(Requirements) Look for the string "Thursdays" in the lines and copy each line that has it.

═══ Exercise inputs ═══

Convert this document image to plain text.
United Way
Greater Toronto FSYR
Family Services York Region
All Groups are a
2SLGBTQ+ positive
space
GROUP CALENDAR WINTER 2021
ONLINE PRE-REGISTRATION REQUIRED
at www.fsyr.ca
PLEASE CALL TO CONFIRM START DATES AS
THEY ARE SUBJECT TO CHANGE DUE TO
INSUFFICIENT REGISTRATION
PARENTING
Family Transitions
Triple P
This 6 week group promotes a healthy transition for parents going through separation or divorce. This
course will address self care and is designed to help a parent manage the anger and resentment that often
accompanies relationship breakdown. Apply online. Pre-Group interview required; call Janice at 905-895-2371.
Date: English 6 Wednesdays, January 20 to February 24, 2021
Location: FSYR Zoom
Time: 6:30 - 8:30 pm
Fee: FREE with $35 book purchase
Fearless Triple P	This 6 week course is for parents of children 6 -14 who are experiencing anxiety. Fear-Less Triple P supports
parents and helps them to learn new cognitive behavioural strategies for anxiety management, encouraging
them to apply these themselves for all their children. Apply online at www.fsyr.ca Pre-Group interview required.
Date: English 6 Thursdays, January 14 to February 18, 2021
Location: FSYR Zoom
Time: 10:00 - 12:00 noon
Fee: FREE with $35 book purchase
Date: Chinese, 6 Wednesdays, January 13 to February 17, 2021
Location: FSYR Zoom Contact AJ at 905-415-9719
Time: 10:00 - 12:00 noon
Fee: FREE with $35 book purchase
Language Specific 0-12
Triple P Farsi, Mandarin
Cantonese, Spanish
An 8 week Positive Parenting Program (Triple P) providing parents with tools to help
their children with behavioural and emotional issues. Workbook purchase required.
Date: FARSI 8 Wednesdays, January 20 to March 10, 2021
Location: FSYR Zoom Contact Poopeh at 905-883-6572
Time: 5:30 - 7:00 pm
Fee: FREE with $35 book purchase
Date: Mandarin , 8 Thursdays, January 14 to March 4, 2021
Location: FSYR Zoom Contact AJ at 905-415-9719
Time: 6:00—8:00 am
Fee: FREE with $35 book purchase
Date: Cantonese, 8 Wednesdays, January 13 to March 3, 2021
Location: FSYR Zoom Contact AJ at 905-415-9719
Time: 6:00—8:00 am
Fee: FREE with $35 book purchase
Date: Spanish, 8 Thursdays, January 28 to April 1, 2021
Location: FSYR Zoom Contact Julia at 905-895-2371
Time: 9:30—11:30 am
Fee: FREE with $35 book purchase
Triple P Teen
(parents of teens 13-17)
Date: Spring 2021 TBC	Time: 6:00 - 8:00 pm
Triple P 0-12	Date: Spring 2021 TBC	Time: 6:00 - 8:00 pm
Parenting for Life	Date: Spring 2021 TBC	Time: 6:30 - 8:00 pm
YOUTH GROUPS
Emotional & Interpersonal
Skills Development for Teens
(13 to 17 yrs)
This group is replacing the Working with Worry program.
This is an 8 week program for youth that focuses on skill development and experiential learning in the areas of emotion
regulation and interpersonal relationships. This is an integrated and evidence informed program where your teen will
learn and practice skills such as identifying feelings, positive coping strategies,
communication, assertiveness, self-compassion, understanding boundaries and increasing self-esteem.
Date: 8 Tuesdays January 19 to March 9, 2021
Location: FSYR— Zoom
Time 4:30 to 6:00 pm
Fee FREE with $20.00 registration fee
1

═══

(Result of this task)
Date: English 6 Thursdays, January 14 to February 18, 2021
Date: Mandarin , 8 Thursdays, January 14 to March 4, 2021
Date: Spanish, 8 Thursdays, January 28 to April 1, 2021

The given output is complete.